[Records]
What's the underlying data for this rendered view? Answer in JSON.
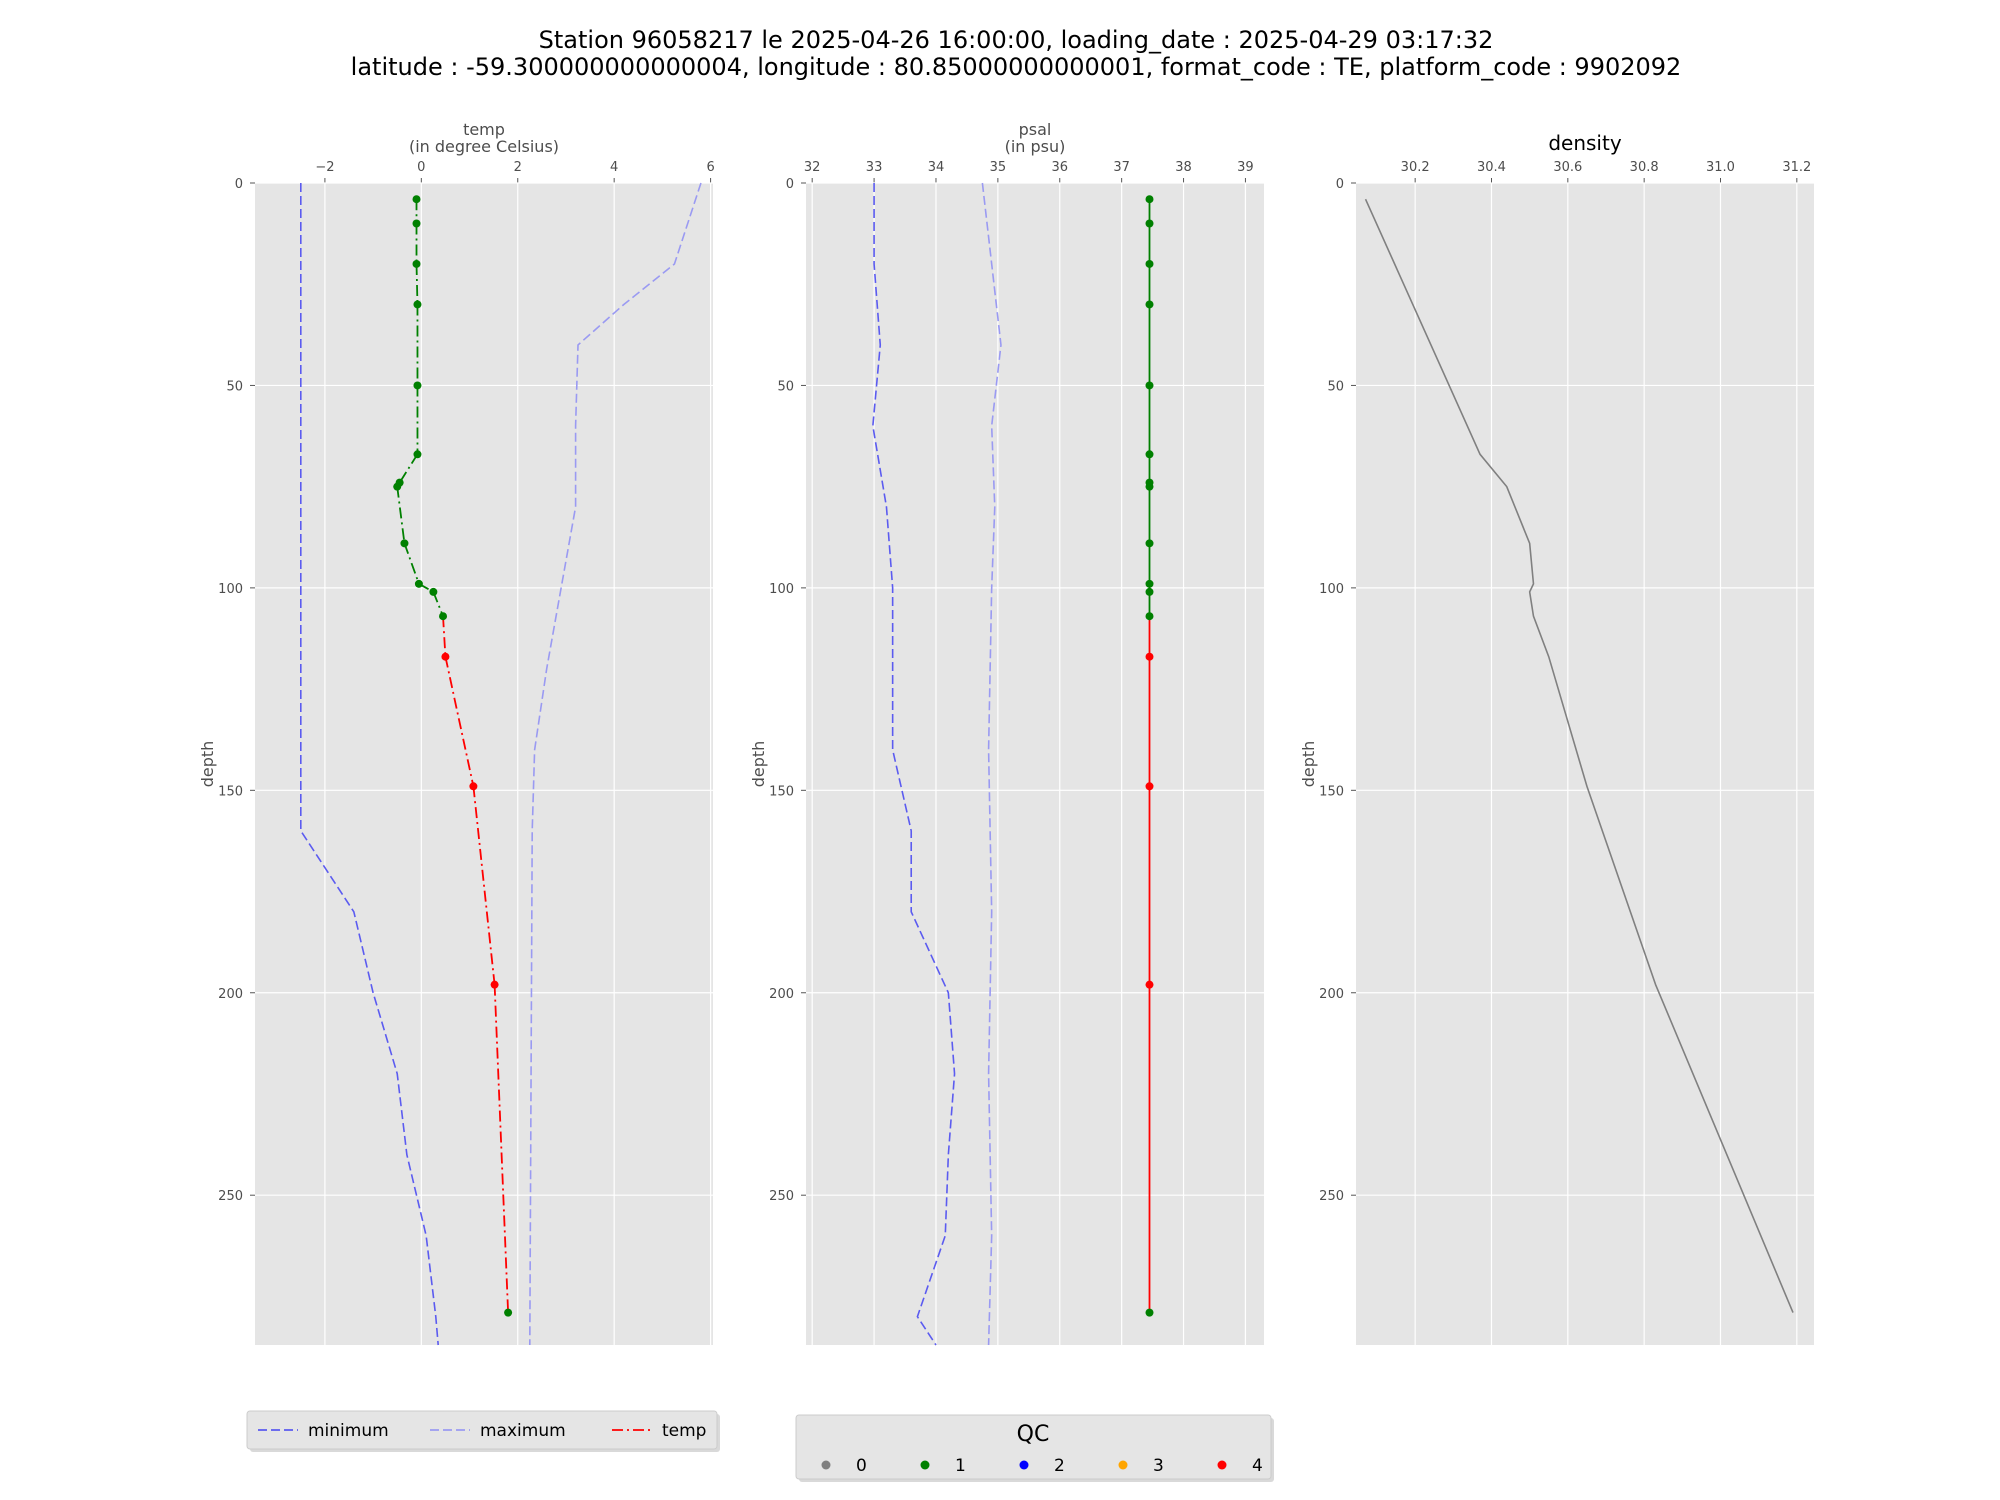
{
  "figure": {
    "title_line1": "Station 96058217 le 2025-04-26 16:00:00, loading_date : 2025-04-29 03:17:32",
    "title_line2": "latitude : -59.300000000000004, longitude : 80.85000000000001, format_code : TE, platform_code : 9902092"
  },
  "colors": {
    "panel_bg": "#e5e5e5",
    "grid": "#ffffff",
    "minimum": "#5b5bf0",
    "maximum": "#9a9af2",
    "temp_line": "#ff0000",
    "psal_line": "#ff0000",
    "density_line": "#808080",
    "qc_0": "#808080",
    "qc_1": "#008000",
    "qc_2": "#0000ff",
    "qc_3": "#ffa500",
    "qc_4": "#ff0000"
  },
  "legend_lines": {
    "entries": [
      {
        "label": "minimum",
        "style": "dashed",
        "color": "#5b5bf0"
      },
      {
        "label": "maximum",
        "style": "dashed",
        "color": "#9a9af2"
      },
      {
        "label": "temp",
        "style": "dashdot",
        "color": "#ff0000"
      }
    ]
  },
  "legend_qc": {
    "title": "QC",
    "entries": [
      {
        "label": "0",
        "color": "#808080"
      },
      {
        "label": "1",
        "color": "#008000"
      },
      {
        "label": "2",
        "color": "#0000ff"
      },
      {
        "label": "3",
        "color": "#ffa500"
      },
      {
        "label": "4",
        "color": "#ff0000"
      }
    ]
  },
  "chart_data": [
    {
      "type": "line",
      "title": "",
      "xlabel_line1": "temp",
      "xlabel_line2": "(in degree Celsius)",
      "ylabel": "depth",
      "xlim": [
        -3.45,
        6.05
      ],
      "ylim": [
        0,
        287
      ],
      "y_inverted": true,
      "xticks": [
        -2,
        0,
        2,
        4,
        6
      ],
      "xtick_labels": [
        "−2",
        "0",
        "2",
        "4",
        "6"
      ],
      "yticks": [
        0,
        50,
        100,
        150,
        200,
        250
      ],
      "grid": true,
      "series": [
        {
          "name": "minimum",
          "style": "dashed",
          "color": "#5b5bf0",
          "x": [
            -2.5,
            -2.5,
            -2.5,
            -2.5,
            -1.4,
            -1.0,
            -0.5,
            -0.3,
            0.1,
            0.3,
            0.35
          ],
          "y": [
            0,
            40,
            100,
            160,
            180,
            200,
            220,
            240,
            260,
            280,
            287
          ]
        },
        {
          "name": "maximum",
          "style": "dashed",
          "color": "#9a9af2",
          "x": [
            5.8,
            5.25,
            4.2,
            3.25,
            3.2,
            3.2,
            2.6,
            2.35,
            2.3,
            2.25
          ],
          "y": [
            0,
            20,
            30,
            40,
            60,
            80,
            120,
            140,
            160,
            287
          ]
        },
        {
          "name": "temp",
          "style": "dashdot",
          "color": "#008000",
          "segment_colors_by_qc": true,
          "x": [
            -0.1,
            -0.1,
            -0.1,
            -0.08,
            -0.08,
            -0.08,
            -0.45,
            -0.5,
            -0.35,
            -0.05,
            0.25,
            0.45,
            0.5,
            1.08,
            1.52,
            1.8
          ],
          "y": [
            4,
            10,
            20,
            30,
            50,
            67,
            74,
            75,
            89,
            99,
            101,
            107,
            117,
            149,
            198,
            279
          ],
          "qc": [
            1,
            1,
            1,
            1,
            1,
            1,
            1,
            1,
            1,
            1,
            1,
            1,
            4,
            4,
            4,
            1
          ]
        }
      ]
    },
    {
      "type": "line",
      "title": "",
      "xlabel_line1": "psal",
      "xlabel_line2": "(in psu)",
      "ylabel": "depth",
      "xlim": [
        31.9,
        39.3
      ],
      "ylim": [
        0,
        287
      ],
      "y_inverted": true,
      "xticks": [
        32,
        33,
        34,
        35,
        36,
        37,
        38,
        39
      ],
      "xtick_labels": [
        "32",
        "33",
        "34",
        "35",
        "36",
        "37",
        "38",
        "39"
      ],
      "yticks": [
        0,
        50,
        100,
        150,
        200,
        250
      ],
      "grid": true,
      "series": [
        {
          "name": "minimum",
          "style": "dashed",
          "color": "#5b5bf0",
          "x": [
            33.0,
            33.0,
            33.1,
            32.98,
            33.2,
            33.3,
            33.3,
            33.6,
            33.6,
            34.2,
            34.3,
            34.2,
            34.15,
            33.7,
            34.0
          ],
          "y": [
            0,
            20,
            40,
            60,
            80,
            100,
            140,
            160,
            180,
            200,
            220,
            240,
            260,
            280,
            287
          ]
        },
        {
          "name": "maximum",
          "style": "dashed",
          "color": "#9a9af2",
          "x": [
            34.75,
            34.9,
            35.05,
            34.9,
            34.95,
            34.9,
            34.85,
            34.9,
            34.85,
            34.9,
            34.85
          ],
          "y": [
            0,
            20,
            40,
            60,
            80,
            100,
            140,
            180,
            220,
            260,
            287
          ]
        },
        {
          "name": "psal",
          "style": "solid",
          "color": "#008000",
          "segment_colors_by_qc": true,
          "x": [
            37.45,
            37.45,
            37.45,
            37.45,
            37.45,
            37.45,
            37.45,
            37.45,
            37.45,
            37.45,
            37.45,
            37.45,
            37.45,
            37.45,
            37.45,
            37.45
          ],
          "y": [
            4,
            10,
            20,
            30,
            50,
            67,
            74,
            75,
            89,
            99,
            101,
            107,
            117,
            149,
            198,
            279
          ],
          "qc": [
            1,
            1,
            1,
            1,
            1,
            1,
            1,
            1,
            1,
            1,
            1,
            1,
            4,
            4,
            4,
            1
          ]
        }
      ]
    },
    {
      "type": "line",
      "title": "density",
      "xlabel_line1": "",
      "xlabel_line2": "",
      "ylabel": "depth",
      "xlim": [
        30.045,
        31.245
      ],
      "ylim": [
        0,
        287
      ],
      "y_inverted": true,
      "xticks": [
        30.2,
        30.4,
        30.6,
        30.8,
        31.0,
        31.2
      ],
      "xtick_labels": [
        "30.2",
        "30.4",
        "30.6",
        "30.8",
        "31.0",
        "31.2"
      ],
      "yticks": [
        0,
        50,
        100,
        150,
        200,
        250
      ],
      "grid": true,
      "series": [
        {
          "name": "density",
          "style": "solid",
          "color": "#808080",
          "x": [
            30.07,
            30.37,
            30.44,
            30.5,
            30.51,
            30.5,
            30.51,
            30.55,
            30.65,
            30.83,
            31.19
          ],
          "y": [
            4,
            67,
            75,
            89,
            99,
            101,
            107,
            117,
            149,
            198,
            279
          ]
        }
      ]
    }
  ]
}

...

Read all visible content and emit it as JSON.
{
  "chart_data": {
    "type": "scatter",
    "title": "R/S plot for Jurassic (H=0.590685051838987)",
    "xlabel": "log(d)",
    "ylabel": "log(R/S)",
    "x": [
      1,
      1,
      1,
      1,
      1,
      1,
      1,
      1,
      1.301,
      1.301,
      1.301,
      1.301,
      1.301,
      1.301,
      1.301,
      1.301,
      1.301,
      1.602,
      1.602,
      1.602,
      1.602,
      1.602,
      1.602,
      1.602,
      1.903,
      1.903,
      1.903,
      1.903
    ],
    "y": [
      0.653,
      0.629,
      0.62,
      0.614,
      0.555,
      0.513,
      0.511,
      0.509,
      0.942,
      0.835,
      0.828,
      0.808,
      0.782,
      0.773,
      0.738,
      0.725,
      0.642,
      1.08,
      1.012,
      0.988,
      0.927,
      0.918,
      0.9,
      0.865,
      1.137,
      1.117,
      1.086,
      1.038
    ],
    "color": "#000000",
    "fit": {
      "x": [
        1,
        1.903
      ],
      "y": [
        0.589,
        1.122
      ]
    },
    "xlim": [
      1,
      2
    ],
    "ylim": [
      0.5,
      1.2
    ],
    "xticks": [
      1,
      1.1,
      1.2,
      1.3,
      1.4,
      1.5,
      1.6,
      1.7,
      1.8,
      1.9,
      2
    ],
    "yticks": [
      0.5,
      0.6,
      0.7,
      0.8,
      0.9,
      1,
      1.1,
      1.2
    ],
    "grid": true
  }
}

Task details: Search the records for the word "JSON". Copy every line that has it.

Exercise output:
What's the underlying data for this rendered view? Answer in JSON.
Read all visible content and emit it as JSON.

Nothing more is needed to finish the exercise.